Written task: Wherever the word "average" turns up in a line of the entries, copy that line.

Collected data
--- begin ---

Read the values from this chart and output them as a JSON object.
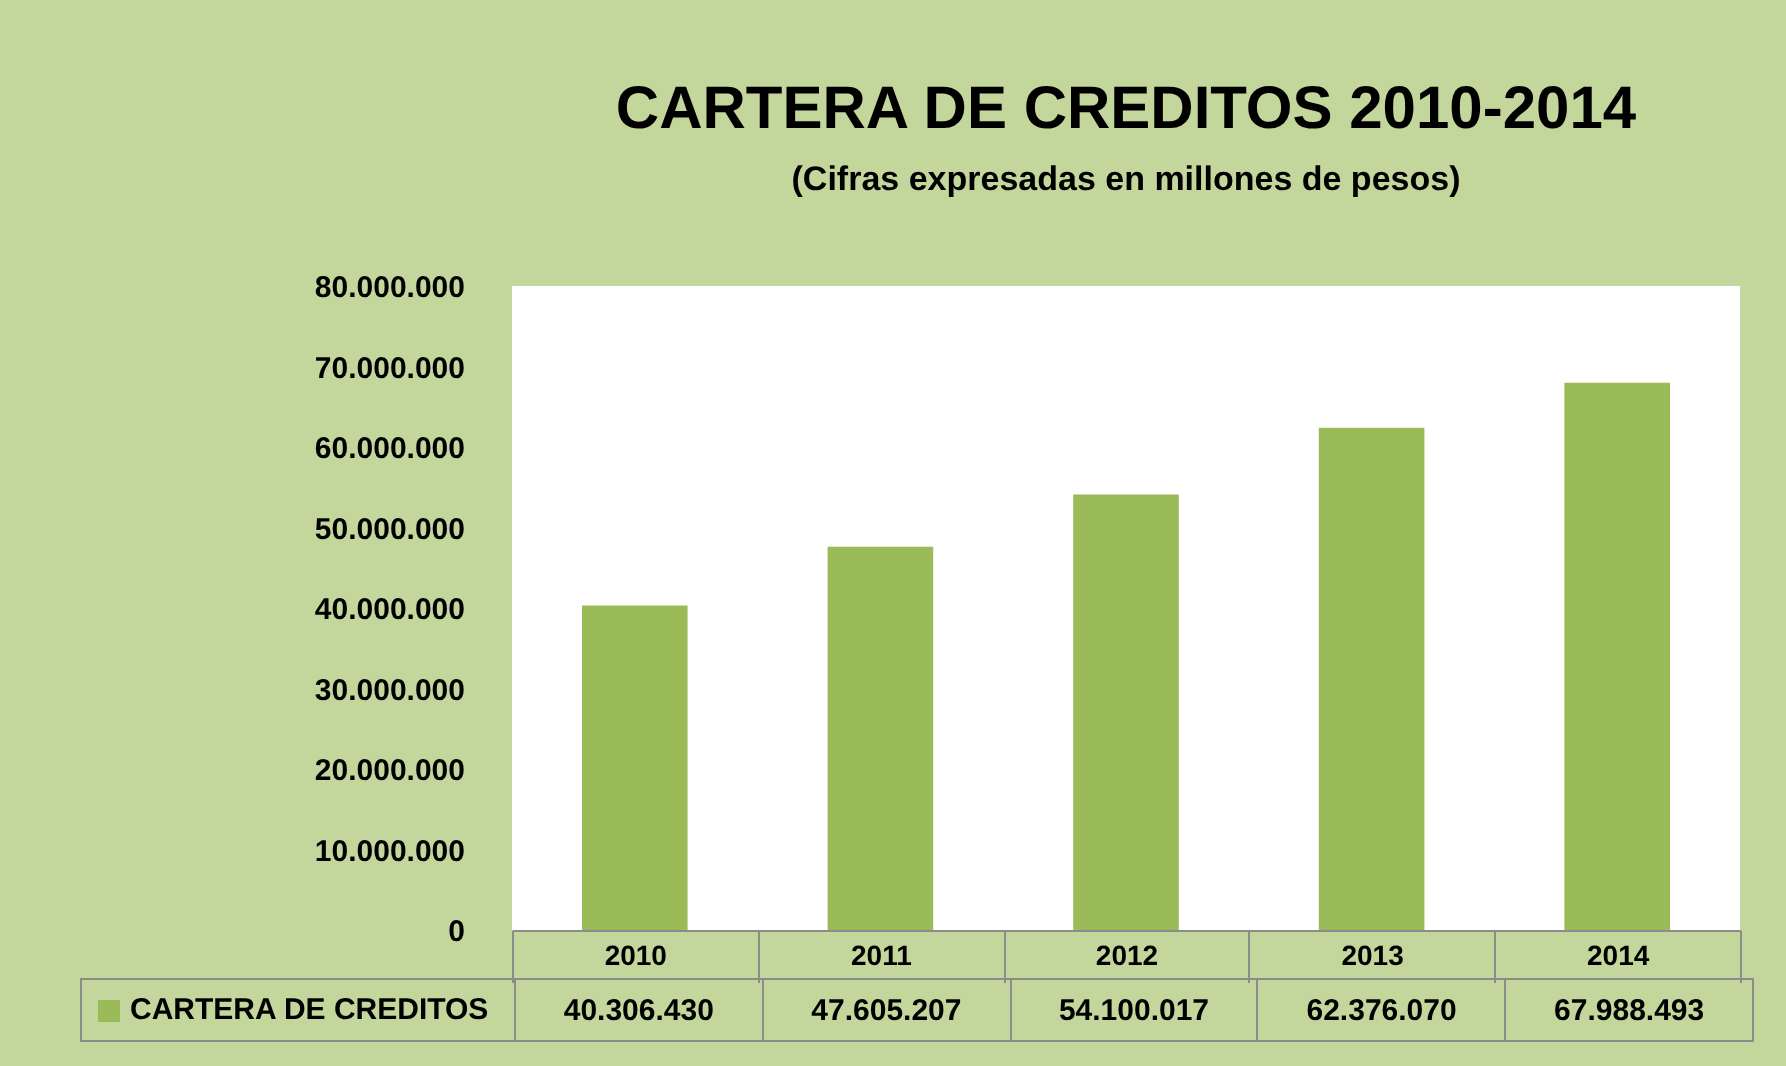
{
  "chart_data": {
    "type": "bar",
    "title": "CARTERA DE CREDITOS 2010-2014",
    "subtitle": "(Cifras expresadas en millones de pesos)",
    "categories": [
      "2010",
      "2011",
      "2012",
      "2013",
      "2014"
    ],
    "series": [
      {
        "name": "CARTERA DE CREDITOS",
        "color": "#9bbb59",
        "values": [
          40306430,
          47605207,
          54100017,
          62376070,
          67988493
        ],
        "value_labels": [
          "40.306.430",
          "47.605.207",
          "54.100.017",
          "62.376.070",
          "67.988.493"
        ]
      }
    ],
    "ylim": [
      0,
      80000000
    ],
    "yticks": [
      {
        "value": 0,
        "label": "0"
      },
      {
        "value": 10000000,
        "label": "10.000.000"
      },
      {
        "value": 20000000,
        "label": "20.000.000"
      },
      {
        "value": 30000000,
        "label": "30.000.000"
      },
      {
        "value": 40000000,
        "label": "40.000.000"
      },
      {
        "value": 50000000,
        "label": "50.000.000"
      },
      {
        "value": 60000000,
        "label": "60.000.000"
      },
      {
        "value": 70000000,
        "label": "70.000.000"
      },
      {
        "value": 80000000,
        "label": "80.000.000"
      }
    ],
    "grid": false
  }
}
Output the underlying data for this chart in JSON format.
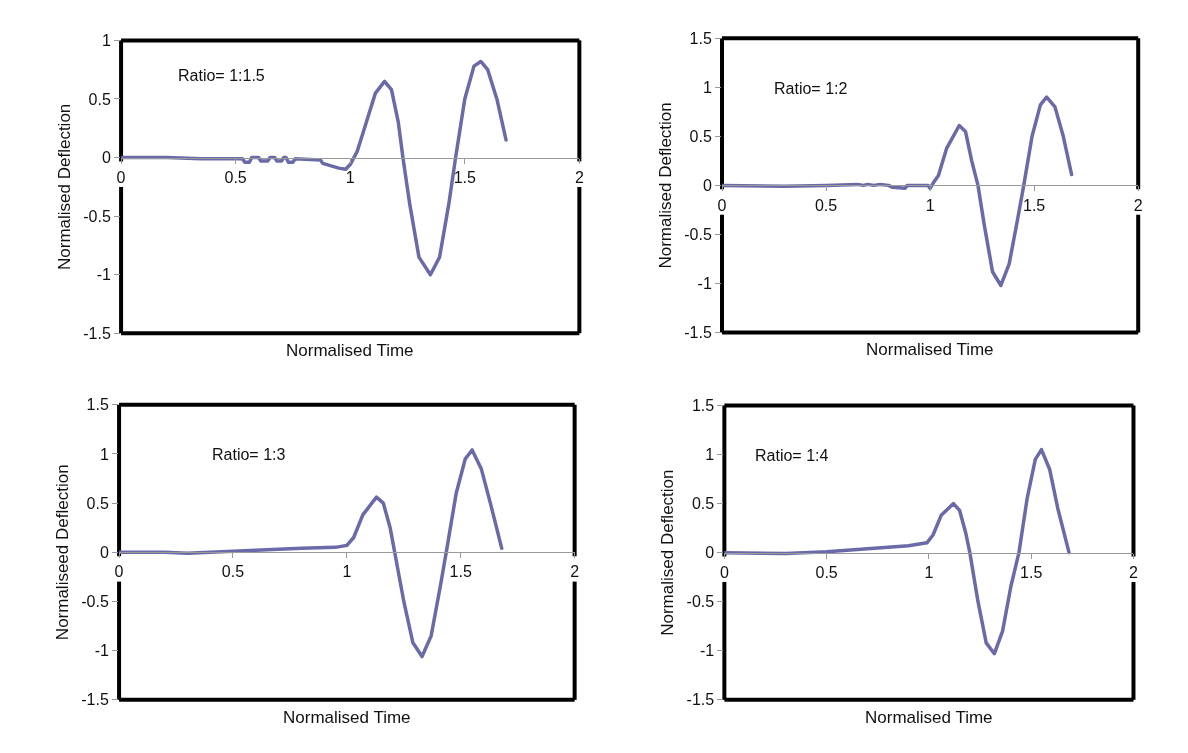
{
  "chart_data": [
    {
      "type": "line",
      "xlabel": "Normalised Time",
      "ylabel": "Normalised Deflection",
      "annotations": [
        "Ratio= 1:1.5"
      ],
      "xlim": [
        0,
        2
      ],
      "xticks": [
        0,
        0.5,
        1,
        1.5,
        2
      ],
      "ylim": [
        -1.5,
        1
      ],
      "yticks": [
        -1.5,
        -1,
        -0.5,
        0,
        0.5,
        1
      ],
      "marker": "none",
      "line_style": "solid",
      "series": [
        {
          "color": "#6a6aa8",
          "x": [
            0,
            0.2,
            0.35,
            0.5,
            0.53,
            0.54,
            0.56,
            0.57,
            0.6,
            0.61,
            0.64,
            0.65,
            0.67,
            0.68,
            0.7,
            0.71,
            0.72,
            0.73,
            0.75,
            0.76,
            0.87,
            0.88,
            0.95,
            0.98,
            1.0,
            1.03,
            1.07,
            1.11,
            1.15,
            1.18,
            1.21,
            1.23,
            1.26,
            1.3,
            1.35,
            1.39,
            1.43,
            1.46,
            1.5,
            1.54,
            1.57,
            1.6,
            1.64,
            1.68
          ],
          "values": [
            0,
            0,
            -0.01,
            -0.01,
            -0.01,
            -0.04,
            -0.04,
            0,
            0,
            -0.03,
            -0.03,
            0,
            0,
            -0.03,
            -0.03,
            0,
            0,
            -0.04,
            -0.04,
            -0.01,
            -0.02,
            -0.05,
            -0.09,
            -0.1,
            -0.06,
            0.05,
            0.3,
            0.55,
            0.65,
            0.58,
            0.3,
            0,
            -0.4,
            -0.85,
            -1.0,
            -0.85,
            -0.4,
            0,
            0.5,
            0.78,
            0.82,
            0.75,
            0.5,
            0.15
          ]
        }
      ]
    },
    {
      "type": "line",
      "xlabel": "Normalised Time",
      "ylabel": "Normalised Deflection",
      "annotations": [
        "Ratio= 1:2"
      ],
      "xlim": [
        0,
        2
      ],
      "xticks": [
        0,
        0.5,
        1,
        1.5,
        2
      ],
      "ylim": [
        -1.5,
        1.5
      ],
      "yticks": [
        -1.5,
        -1,
        -0.5,
        0,
        0.5,
        1,
        1.5
      ],
      "marker": "none",
      "line_style": "solid",
      "series": [
        {
          "color": "#6a6aa8",
          "x": [
            0,
            0.3,
            0.5,
            0.65,
            0.68,
            0.7,
            0.73,
            0.76,
            0.8,
            0.82,
            0.88,
            0.89,
            0.99,
            1.0,
            1.02,
            1.04,
            1.08,
            1.14,
            1.17,
            1.2,
            1.23,
            1.26,
            1.3,
            1.34,
            1.38,
            1.42,
            1.45,
            1.49,
            1.53,
            1.56,
            1.6,
            1.64,
            1.68
          ],
          "values": [
            0,
            -0.01,
            0,
            0.01,
            0,
            0.01,
            0,
            0.01,
            0,
            -0.02,
            -0.03,
            0,
            0,
            -0.03,
            0.04,
            0.1,
            0.38,
            0.61,
            0.55,
            0.25,
            0,
            -0.4,
            -0.88,
            -1.02,
            -0.8,
            -0.35,
            0,
            0.5,
            0.82,
            0.9,
            0.8,
            0.5,
            0.11
          ]
        }
      ]
    },
    {
      "type": "line",
      "xlabel": "Normalised Time",
      "ylabel": "Normaliseed Deflection",
      "annotations": [
        "Ratio= 1:3"
      ],
      "xlim": [
        0,
        2
      ],
      "xticks": [
        0,
        0.5,
        1,
        1.5,
        2
      ],
      "ylim": [
        -1.5,
        1.5
      ],
      "yticks": [
        -1.5,
        -1,
        -0.5,
        0,
        0.5,
        1,
        1.5
      ],
      "marker": "none",
      "line_style": "solid",
      "series": [
        {
          "color": "#6a6aa8",
          "x": [
            0,
            0.2,
            0.3,
            0.4,
            0.5,
            0.6,
            0.7,
            0.8,
            0.95,
            1.0,
            1.03,
            1.07,
            1.13,
            1.16,
            1.19,
            1.21,
            1.25,
            1.29,
            1.33,
            1.37,
            1.41,
            1.44,
            1.48,
            1.52,
            1.55,
            1.59,
            1.63,
            1.68
          ],
          "values": [
            0,
            0,
            -0.01,
            0,
            0.01,
            0.02,
            0.03,
            0.04,
            0.05,
            0.07,
            0.15,
            0.38,
            0.56,
            0.5,
            0.25,
            0,
            -0.5,
            -0.92,
            -1.06,
            -0.85,
            -0.35,
            0.05,
            0.6,
            0.95,
            1.04,
            0.85,
            0.5,
            0.04
          ]
        }
      ]
    },
    {
      "type": "line",
      "xlabel": "Normalised Time",
      "ylabel": "Normalised Deflection",
      "annotations": [
        "Ratio= 1:4"
      ],
      "xlim": [
        0,
        2
      ],
      "xticks": [
        0,
        0.5,
        1,
        1.5,
        2
      ],
      "ylim": [
        -1.5,
        1.5
      ],
      "yticks": [
        -1.5,
        -1,
        -0.5,
        0,
        0.5,
        1,
        1.5
      ],
      "marker": "none",
      "line_style": "solid",
      "series": [
        {
          "color": "#6a6aa8",
          "x": [
            0,
            0.3,
            0.5,
            0.7,
            0.9,
            0.99,
            1.02,
            1.06,
            1.12,
            1.15,
            1.18,
            1.2,
            1.24,
            1.28,
            1.32,
            1.36,
            1.4,
            1.44,
            1.48,
            1.52,
            1.55,
            1.59,
            1.63,
            1.685
          ],
          "values": [
            0,
            -0.01,
            0.01,
            0.04,
            0.07,
            0.1,
            0.18,
            0.38,
            0.5,
            0.43,
            0.2,
            0,
            -0.5,
            -0.92,
            -1.03,
            -0.8,
            -0.35,
            0,
            0.55,
            0.95,
            1.05,
            0.85,
            0.45,
            0
          ]
        }
      ]
    }
  ]
}
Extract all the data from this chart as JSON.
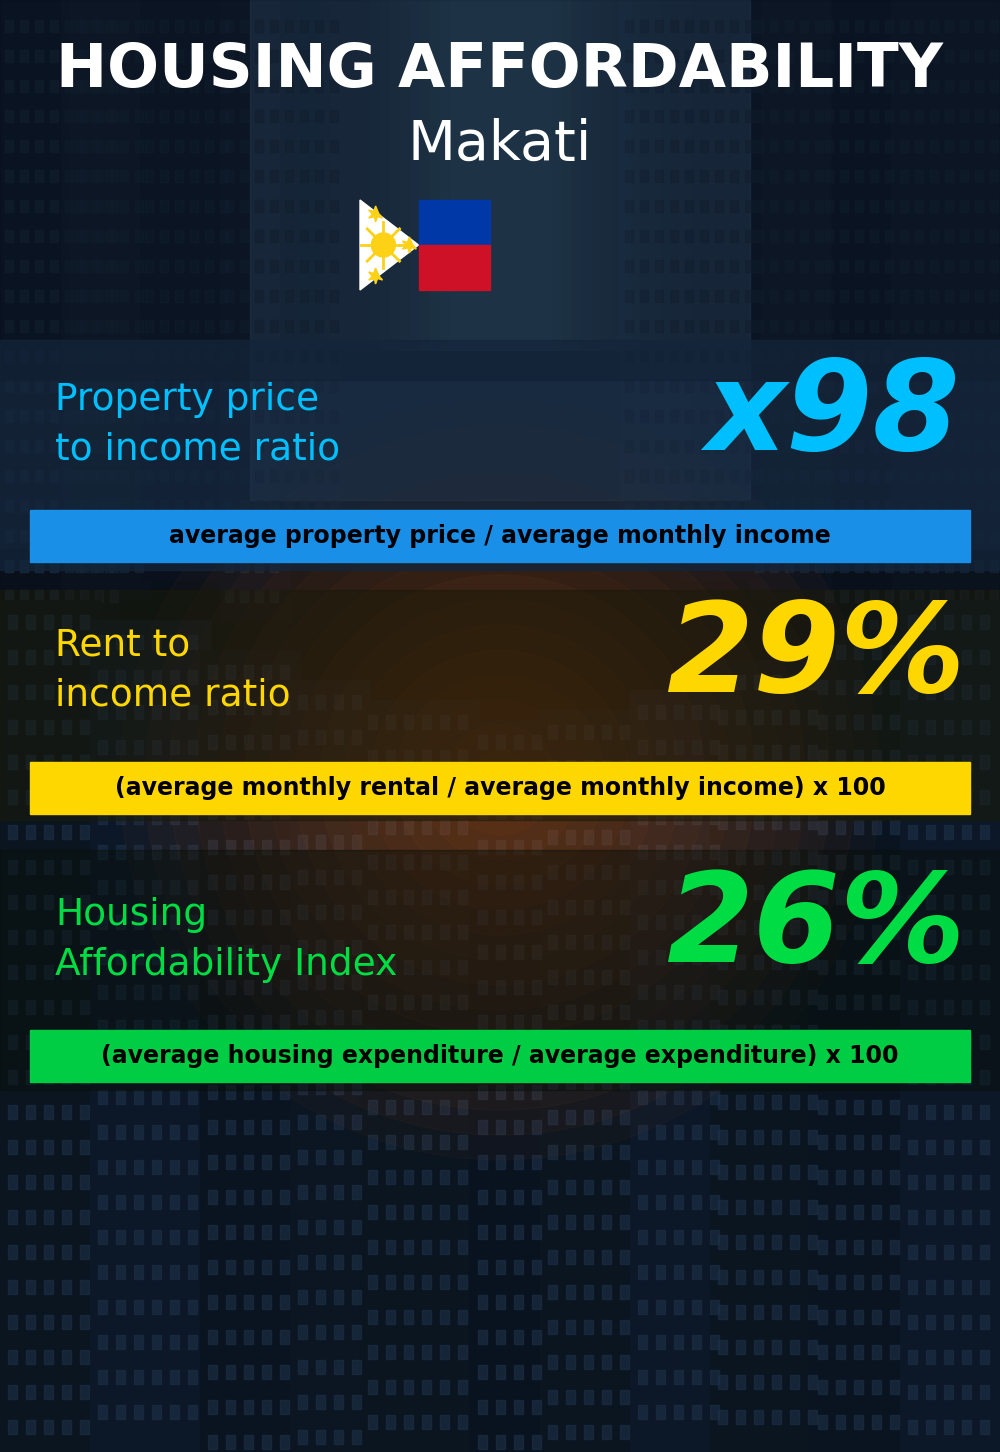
{
  "title_line1": "HOUSING AFFORDABILITY",
  "title_line2": "Makati",
  "bg_color": "#0d1520",
  "section1_label": "Property price\nto income ratio",
  "section1_value": "x98",
  "section1_label_color": "#00bfff",
  "section1_value_color": "#00bfff",
  "section1_banner_text": "average property price / average monthly income",
  "section1_banner_bg": "#1a8fe8",
  "section1_banner_text_color": "#000000",
  "section2_label": "Rent to\nincome ratio",
  "section2_value": "29%",
  "section2_label_color": "#ffd700",
  "section2_value_color": "#ffd700",
  "section2_banner_text": "(average monthly rental / average monthly income) x 100",
  "section2_banner_bg": "#ffd700",
  "section2_banner_text_color": "#000000",
  "section3_label": "Housing\nAffordability Index",
  "section3_value": "26%",
  "section3_label_color": "#00dd44",
  "section3_value_color": "#00dd44",
  "section3_banner_text": "(average housing expenditure / average expenditure) x 100",
  "section3_banner_bg": "#00cc44",
  "section3_banner_text_color": "#000000",
  "title_color": "#ffffff",
  "title_fontsize": 44,
  "subtitle_fontsize": 40,
  "label_fontsize": 27,
  "banner_fontsize": 17
}
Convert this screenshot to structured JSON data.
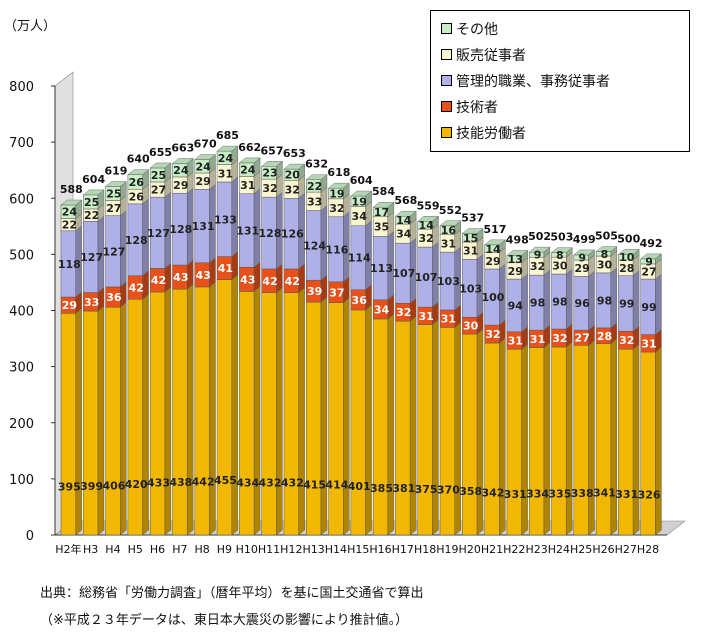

--- end ---

Exercise result:
  "section1_banner_text": "average property price / average monthly income",
  "section2_banner_text": "(average monthly rental / average monthly income) x 100",
  "section3_banner_text": "(average housing expenditure / average expenditure) x 100",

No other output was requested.